> **Written task**: Copy the data that follows, character for character, minus the pictures.

-------- Records to use --------

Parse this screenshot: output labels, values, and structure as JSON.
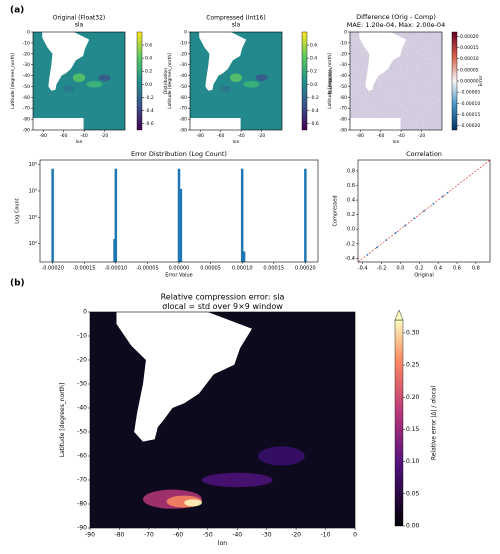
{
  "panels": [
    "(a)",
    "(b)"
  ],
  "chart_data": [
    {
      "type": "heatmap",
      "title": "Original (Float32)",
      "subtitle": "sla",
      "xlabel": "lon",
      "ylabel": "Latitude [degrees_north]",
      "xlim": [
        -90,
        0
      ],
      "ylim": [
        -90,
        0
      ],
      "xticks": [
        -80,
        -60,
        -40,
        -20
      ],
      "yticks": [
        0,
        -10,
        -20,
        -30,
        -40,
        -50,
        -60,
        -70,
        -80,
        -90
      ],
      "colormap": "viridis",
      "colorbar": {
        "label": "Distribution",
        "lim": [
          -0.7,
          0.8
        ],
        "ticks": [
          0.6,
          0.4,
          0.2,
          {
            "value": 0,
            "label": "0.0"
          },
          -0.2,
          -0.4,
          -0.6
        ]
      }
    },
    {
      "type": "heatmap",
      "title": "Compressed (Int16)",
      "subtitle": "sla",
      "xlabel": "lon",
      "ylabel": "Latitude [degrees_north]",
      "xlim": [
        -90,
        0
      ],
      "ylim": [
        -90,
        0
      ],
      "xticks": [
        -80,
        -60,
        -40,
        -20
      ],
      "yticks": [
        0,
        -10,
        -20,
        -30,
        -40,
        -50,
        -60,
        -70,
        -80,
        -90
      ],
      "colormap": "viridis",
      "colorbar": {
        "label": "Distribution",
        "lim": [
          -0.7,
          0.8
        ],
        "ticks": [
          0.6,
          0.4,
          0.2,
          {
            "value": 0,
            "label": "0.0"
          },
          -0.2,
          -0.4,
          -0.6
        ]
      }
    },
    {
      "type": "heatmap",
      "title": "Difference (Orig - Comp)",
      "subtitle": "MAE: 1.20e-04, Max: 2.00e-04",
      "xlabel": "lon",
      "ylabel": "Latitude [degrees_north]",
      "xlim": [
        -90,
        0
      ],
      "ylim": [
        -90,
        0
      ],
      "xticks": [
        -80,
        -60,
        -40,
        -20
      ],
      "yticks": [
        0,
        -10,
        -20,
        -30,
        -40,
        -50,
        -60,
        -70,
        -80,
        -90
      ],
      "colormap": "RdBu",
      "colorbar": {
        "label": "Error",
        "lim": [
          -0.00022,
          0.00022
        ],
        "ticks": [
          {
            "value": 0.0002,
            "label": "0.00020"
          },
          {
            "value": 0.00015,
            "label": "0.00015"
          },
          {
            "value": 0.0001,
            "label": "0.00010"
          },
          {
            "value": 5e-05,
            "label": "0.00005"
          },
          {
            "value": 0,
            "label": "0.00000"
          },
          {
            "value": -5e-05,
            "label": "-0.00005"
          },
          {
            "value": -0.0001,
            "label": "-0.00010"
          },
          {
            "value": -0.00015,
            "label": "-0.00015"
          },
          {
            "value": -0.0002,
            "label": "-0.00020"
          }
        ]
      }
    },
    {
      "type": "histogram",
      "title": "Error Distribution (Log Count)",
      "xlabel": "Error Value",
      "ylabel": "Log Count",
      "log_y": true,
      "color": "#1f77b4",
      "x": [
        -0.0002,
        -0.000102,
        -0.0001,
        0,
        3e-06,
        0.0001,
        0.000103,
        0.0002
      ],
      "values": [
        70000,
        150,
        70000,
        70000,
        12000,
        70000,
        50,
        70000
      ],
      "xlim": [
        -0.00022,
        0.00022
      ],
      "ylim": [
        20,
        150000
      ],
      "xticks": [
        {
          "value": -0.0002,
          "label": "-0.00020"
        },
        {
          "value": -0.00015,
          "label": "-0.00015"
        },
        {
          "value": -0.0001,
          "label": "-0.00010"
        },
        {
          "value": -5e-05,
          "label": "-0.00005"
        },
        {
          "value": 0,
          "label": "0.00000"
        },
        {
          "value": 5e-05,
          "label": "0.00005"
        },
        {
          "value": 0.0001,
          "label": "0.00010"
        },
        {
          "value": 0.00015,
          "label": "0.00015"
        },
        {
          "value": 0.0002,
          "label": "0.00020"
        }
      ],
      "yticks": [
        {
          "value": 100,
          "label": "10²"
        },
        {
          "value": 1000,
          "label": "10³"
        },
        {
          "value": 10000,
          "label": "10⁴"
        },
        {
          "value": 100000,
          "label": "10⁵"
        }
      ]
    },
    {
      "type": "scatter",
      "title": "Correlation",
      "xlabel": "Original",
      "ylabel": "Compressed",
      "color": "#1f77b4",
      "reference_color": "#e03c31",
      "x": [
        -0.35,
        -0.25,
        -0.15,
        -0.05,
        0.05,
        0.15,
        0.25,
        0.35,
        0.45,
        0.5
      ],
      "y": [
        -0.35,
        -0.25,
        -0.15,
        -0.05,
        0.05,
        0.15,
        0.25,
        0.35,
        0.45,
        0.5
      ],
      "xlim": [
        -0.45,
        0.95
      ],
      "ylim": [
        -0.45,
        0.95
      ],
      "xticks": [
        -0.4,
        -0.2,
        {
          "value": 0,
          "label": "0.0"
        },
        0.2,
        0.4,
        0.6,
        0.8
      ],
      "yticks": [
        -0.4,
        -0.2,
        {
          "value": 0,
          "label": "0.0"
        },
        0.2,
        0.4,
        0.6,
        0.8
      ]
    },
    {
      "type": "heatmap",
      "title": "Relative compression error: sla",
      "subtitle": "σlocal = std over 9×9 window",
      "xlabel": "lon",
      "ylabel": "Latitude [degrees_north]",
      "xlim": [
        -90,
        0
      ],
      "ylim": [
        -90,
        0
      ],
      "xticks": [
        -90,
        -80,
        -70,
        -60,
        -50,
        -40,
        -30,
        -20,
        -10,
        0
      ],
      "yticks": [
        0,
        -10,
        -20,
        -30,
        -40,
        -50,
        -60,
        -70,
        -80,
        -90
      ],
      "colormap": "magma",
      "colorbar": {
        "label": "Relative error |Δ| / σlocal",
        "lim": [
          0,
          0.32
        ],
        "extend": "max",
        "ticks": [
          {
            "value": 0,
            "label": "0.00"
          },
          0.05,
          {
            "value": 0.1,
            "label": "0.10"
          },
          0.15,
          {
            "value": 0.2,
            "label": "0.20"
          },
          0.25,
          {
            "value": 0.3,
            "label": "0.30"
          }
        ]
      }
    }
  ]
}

--------

> **Response**:
Parse this screenshot: output labels, values, and structure as JSON.
{
  "panels": [
    "(a)",
    "(b)"
  ],
  "chart_data": [
    {
      "type": "heatmap",
      "title": "Original (Float32)",
      "subtitle": "sla",
      "xlabel": "lon",
      "ylabel": "Latitude [degrees_north]",
      "xlim": [
        -90,
        0
      ],
      "ylim": [
        -90,
        0
      ],
      "xticks": [
        -80,
        -60,
        -40,
        -20
      ],
      "yticks": [
        0,
        -10,
        -20,
        -30,
        -40,
        -50,
        -60,
        -70,
        -80,
        -90
      ],
      "colormap": "viridis",
      "colorbar": {
        "label": "Distribution",
        "lim": [
          -0.7,
          0.8
        ],
        "ticks": [
          0.6,
          0.4,
          0.2,
          {
            "value": 0,
            "label": "0.0"
          },
          -0.2,
          -0.4,
          -0.6
        ]
      }
    },
    {
      "type": "heatmap",
      "title": "Compressed (Int16)",
      "subtitle": "sla",
      "xlabel": "lon",
      "ylabel": "Latitude [degrees_north]",
      "xlim": [
        -90,
        0
      ],
      "ylim": [
        -90,
        0
      ],
      "xticks": [
        -80,
        -60,
        -40,
        -20
      ],
      "yticks": [
        0,
        -10,
        -20,
        -30,
        -40,
        -50,
        -60,
        -70,
        -80,
        -90
      ],
      "colormap": "viridis",
      "colorbar": {
        "label": "Distribution",
        "lim": [
          -0.7,
          0.8
        ],
        "ticks": [
          0.6,
          0.4,
          0.2,
          {
            "value": 0,
            "label": "0.0"
          },
          -0.2,
          -0.4,
          -0.6
        ]
      }
    },
    {
      "type": "heatmap",
      "title": "Difference (Orig - Comp)",
      "subtitle": "MAE: 1.20e-04, Max: 2.00e-04",
      "xlabel": "lon",
      "ylabel": "Latitude [degrees_north]",
      "xlim": [
        -90,
        0
      ],
      "ylim": [
        -90,
        0
      ],
      "xticks": [
        -80,
        -60,
        -40,
        -20
      ],
      "yticks": [
        0,
        -10,
        -20,
        -30,
        -40,
        -50,
        -60,
        -70,
        -80,
        -90
      ],
      "colormap": "RdBu",
      "colorbar": {
        "label": "Error",
        "lim": [
          -0.00022,
          0.00022
        ],
        "ticks": [
          {
            "value": 0.0002,
            "label": "0.00020"
          },
          {
            "value": 0.00015,
            "label": "0.00015"
          },
          {
            "value": 0.0001,
            "label": "0.00010"
          },
          {
            "value": 5e-05,
            "label": "0.00005"
          },
          {
            "value": 0,
            "label": "0.00000"
          },
          {
            "value": -5e-05,
            "label": "-0.00005"
          },
          {
            "value": -0.0001,
            "label": "-0.00010"
          },
          {
            "value": -0.00015,
            "label": "-0.00015"
          },
          {
            "value": -0.0002,
            "label": "-0.00020"
          }
        ]
      }
    },
    {
      "type": "histogram",
      "title": "Error Distribution (Log Count)",
      "xlabel": "Error Value",
      "ylabel": "Log Count",
      "log_y": true,
      "color": "#1f77b4",
      "x": [
        -0.0002,
        -0.000102,
        -0.0001,
        0,
        3e-06,
        0.0001,
        0.000103,
        0.0002
      ],
      "values": [
        70000,
        150,
        70000,
        70000,
        12000,
        70000,
        50,
        70000
      ],
      "xlim": [
        -0.00022,
        0.00022
      ],
      "ylim": [
        20,
        150000
      ],
      "xticks": [
        {
          "value": -0.0002,
          "label": "-0.00020"
        },
        {
          "value": -0.00015,
          "label": "-0.00015"
        },
        {
          "value": -0.0001,
          "label": "-0.00010"
        },
        {
          "value": -5e-05,
          "label": "-0.00005"
        },
        {
          "value": 0,
          "label": "0.00000"
        },
        {
          "value": 5e-05,
          "label": "0.00005"
        },
        {
          "value": 0.0001,
          "label": "0.00010"
        },
        {
          "value": 0.00015,
          "label": "0.00015"
        },
        {
          "value": 0.0002,
          "label": "0.00020"
        }
      ],
      "yticks": [
        {
          "value": 100,
          "label": "10²"
        },
        {
          "value": 1000,
          "label": "10³"
        },
        {
          "value": 10000,
          "label": "10⁴"
        },
        {
          "value": 100000,
          "label": "10⁵"
        }
      ]
    },
    {
      "type": "scatter",
      "title": "Correlation",
      "xlabel": "Original",
      "ylabel": "Compressed",
      "color": "#1f77b4",
      "reference_color": "#e03c31",
      "x": [
        -0.35,
        -0.25,
        -0.15,
        -0.05,
        0.05,
        0.15,
        0.25,
        0.35,
        0.45,
        0.5
      ],
      "y": [
        -0.35,
        -0.25,
        -0.15,
        -0.05,
        0.05,
        0.15,
        0.25,
        0.35,
        0.45,
        0.5
      ],
      "xlim": [
        -0.45,
        0.95
      ],
      "ylim": [
        -0.45,
        0.95
      ],
      "xticks": [
        -0.4,
        -0.2,
        {
          "value": 0,
          "label": "0.0"
        },
        0.2,
        0.4,
        0.6,
        0.8
      ],
      "yticks": [
        -0.4,
        -0.2,
        {
          "value": 0,
          "label": "0.0"
        },
        0.2,
        0.4,
        0.6,
        0.8
      ]
    },
    {
      "type": "heatmap",
      "title": "Relative compression error: sla",
      "subtitle": "σlocal = std over 9×9 window",
      "xlabel": "lon",
      "ylabel": "Latitude [degrees_north]",
      "xlim": [
        -90,
        0
      ],
      "ylim": [
        -90,
        0
      ],
      "xticks": [
        -90,
        -80,
        -70,
        -60,
        -50,
        -40,
        -30,
        -20,
        -10,
        0
      ],
      "yticks": [
        0,
        -10,
        -20,
        -30,
        -40,
        -50,
        -60,
        -70,
        -80,
        -90
      ],
      "colormap": "magma",
      "colorbar": {
        "label": "Relative error |Δ| / σlocal",
        "lim": [
          0,
          0.32
        ],
        "extend": "max",
        "ticks": [
          {
            "value": 0,
            "label": "0.00"
          },
          0.05,
          {
            "value": 0.1,
            "label": "0.10"
          },
          0.15,
          {
            "value": 0.2,
            "label": "0.20"
          },
          0.25,
          {
            "value": 0.3,
            "label": "0.30"
          }
        ]
      }
    }
  ]
}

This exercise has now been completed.